Stored items:
- - -
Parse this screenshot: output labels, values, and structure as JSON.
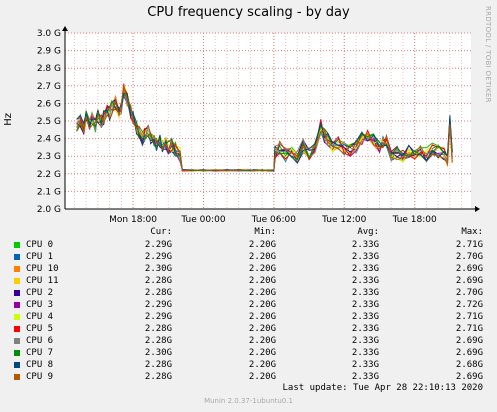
{
  "title": "CPU frequency scaling - by day",
  "side_text": "RRDTOOL / TOBI OETIKER",
  "footer": {
    "last_update": "Last update: Tue Apr 28 22:10:13 2020",
    "version": "Munin 2.0.37-1ubuntu0.1"
  },
  "table": {
    "headers": {
      "cur": "Cur:",
      "min": "Min:",
      "avg": "Avg:",
      "max": "Max:"
    },
    "rows": [
      {
        "name": "CPU 0",
        "color": "#00cc00",
        "cur": "2.29G",
        "min": "2.20G",
        "avg": "2.33G",
        "max": "2.71G"
      },
      {
        "name": "CPU 1",
        "color": "#0066b3",
        "cur": "2.29G",
        "min": "2.20G",
        "avg": "2.33G",
        "max": "2.70G"
      },
      {
        "name": "CPU 10",
        "color": "#ff8000",
        "cur": "2.30G",
        "min": "2.20G",
        "avg": "2.33G",
        "max": "2.69G"
      },
      {
        "name": "CPU 11",
        "color": "#ffcc00",
        "cur": "2.28G",
        "min": "2.20G",
        "avg": "2.33G",
        "max": "2.69G"
      },
      {
        "name": "CPU 2",
        "color": "#330099",
        "cur": "2.28G",
        "min": "2.20G",
        "avg": "2.33G",
        "max": "2.70G"
      },
      {
        "name": "CPU 3",
        "color": "#990099",
        "cur": "2.29G",
        "min": "2.20G",
        "avg": "2.33G",
        "max": "2.72G"
      },
      {
        "name": "CPU 4",
        "color": "#ccff00",
        "cur": "2.29G",
        "min": "2.20G",
        "avg": "2.33G",
        "max": "2.71G"
      },
      {
        "name": "CPU 5",
        "color": "#ff0000",
        "cur": "2.28G",
        "min": "2.20G",
        "avg": "2.33G",
        "max": "2.71G"
      },
      {
        "name": "CPU 6",
        "color": "#808080",
        "cur": "2.28G",
        "min": "2.20G",
        "avg": "2.33G",
        "max": "2.69G"
      },
      {
        "name": "CPU 7",
        "color": "#008f00",
        "cur": "2.30G",
        "min": "2.20G",
        "avg": "2.33G",
        "max": "2.69G"
      },
      {
        "name": "CPU 8",
        "color": "#00487d",
        "cur": "2.28G",
        "min": "2.20G",
        "avg": "2.33G",
        "max": "2.68G"
      },
      {
        "name": "CPU 9",
        "color": "#b35a00",
        "cur": "2.28G",
        "min": "2.20G",
        "avg": "2.33G",
        "max": "2.69G"
      }
    ]
  },
  "chart_data": {
    "type": "line",
    "title": "CPU frequency scaling - by day",
    "xlabel": "",
    "ylabel": "Hz",
    "ylim": [
      2.0,
      3.0
    ],
    "y_unit": "GHz",
    "grid": true,
    "y_ticks": [
      "2.0 G",
      "2.1 G",
      "2.2 G",
      "2.3 G",
      "2.4 G",
      "2.5 G",
      "2.6 G",
      "2.7 G",
      "2.8 G",
      "2.9 G",
      "3.0 G"
    ],
    "x_ticks": [
      "Mon 18:00",
      "Tue 00:00",
      "Tue 06:00",
      "Tue 12:00",
      "Tue 18:00"
    ],
    "x_tick_hours": [
      18,
      24,
      30,
      36,
      42
    ],
    "x_hours": [
      22.2,
      23.0,
      24.0,
      25.0,
      26.0,
      27.0,
      28.0,
      28.3,
      28.6,
      29.0,
      29.5,
      30.0,
      30.1,
      30.5,
      31.0,
      31.5,
      32.0,
      32.5,
      33.0,
      33.5,
      34.0,
      34.3,
      34.6,
      35.0,
      35.5,
      36.0,
      36.5,
      37.0,
      37.5,
      38.0,
      38.5,
      39.0,
      39.3,
      39.6,
      40.0,
      40.5,
      41.0,
      41.5,
      42.0,
      42.5,
      43.0,
      43.5,
      44.0,
      44.5,
      44.8,
      45.0,
      45.2,
      13.2,
      13.5,
      13.8,
      14.0,
      14.3,
      14.5,
      14.8,
      15.0,
      15.3,
      15.5,
      15.8,
      16.0,
      16.2,
      16.5,
      16.8,
      17.0,
      17.2,
      17.5,
      17.8,
      18.0,
      18.3,
      18.5,
      18.8,
      19.0,
      19.3,
      19.5,
      19.8,
      20.0,
      20.3,
      20.5,
      20.8,
      21.0,
      21.3,
      21.6,
      22.0
    ],
    "series": [
      {
        "name": "CPU 0",
        "values": [
          2.22,
          2.22,
          2.22,
          2.22,
          2.22,
          2.22,
          2.22,
          2.22,
          2.22,
          2.22,
          2.22,
          2.22,
          2.32,
          2.35,
          2.31,
          2.33,
          2.3,
          2.36,
          2.32,
          2.35,
          2.47,
          2.42,
          2.4,
          2.36,
          2.38,
          2.34,
          2.33,
          2.35,
          2.4,
          2.42,
          2.4,
          2.36,
          2.38,
          2.39,
          2.31,
          2.32,
          2.3,
          2.33,
          2.31,
          2.32,
          2.31,
          2.34,
          2.33,
          2.32,
          2.28,
          2.5,
          2.3,
          2.48,
          2.5,
          2.46,
          2.52,
          2.49,
          2.51,
          2.47,
          2.53,
          2.5,
          2.52,
          2.55,
          2.54,
          2.58,
          2.6,
          2.55,
          2.57,
          2.68,
          2.62,
          2.55,
          2.52,
          2.46,
          2.44,
          2.4,
          2.42,
          2.45,
          2.4,
          2.38,
          2.37,
          2.39,
          2.36,
          2.37,
          2.35,
          2.36,
          2.34,
          2.31
        ]
      }
    ],
    "series_note": "All 12 CPU series overlap closely; per-series statistics are given in the legend table."
  }
}
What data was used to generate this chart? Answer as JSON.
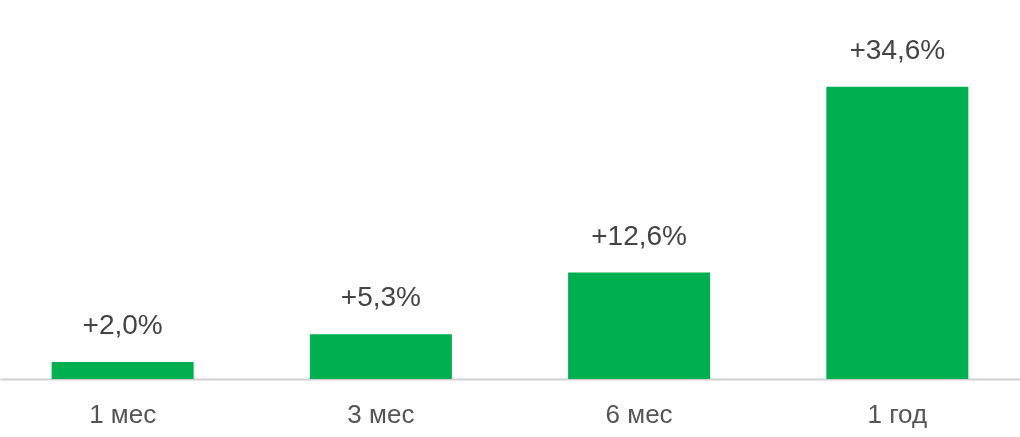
{
  "chart_data": {
    "type": "bar",
    "categories": [
      "1 мес",
      "3 мес",
      "6 мес",
      "1 год"
    ],
    "values": [
      2.0,
      5.3,
      12.6,
      34.6
    ],
    "value_labels": [
      "+2,0%",
      "+5,3%",
      "+12,6%",
      "+34,6%"
    ],
    "color": "#00b050",
    "grid": false
  }
}
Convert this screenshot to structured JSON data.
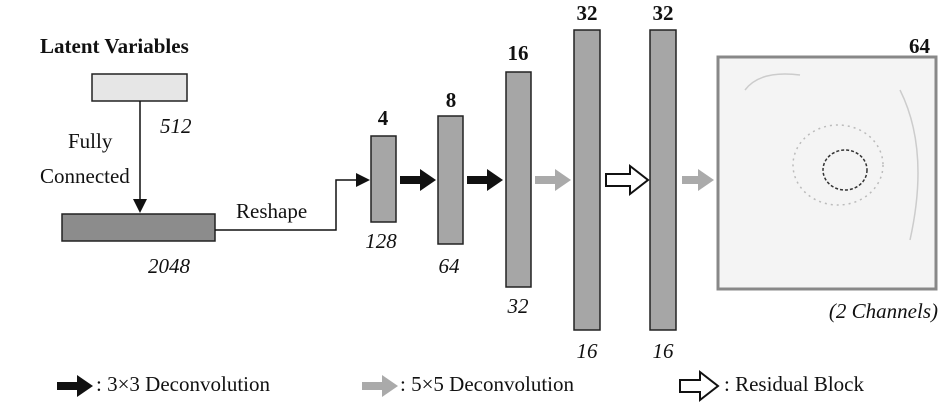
{
  "input": {
    "label": "Latent Variables",
    "size": 512
  },
  "fc": {
    "label_lines": [
      "Fully",
      "Connected"
    ],
    "size": 2048
  },
  "reshape": "Reshape",
  "layers": [
    {
      "channels": 4,
      "size": 128
    },
    {
      "channels": 8,
      "size": 64
    },
    {
      "channels": 16,
      "size": 32
    },
    {
      "channels": 32,
      "size": 16
    },
    {
      "channels": 32,
      "size": 16
    }
  ],
  "output": {
    "size": 64,
    "note": "(2 Channels)"
  },
  "legend": [
    ": 3×3 Deconvolution",
    ": 5×5 Deconvolution",
    ": Residual Block"
  ]
}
- - -
Directions | Report only how many lines in the listing contain the string "output".

Response | 2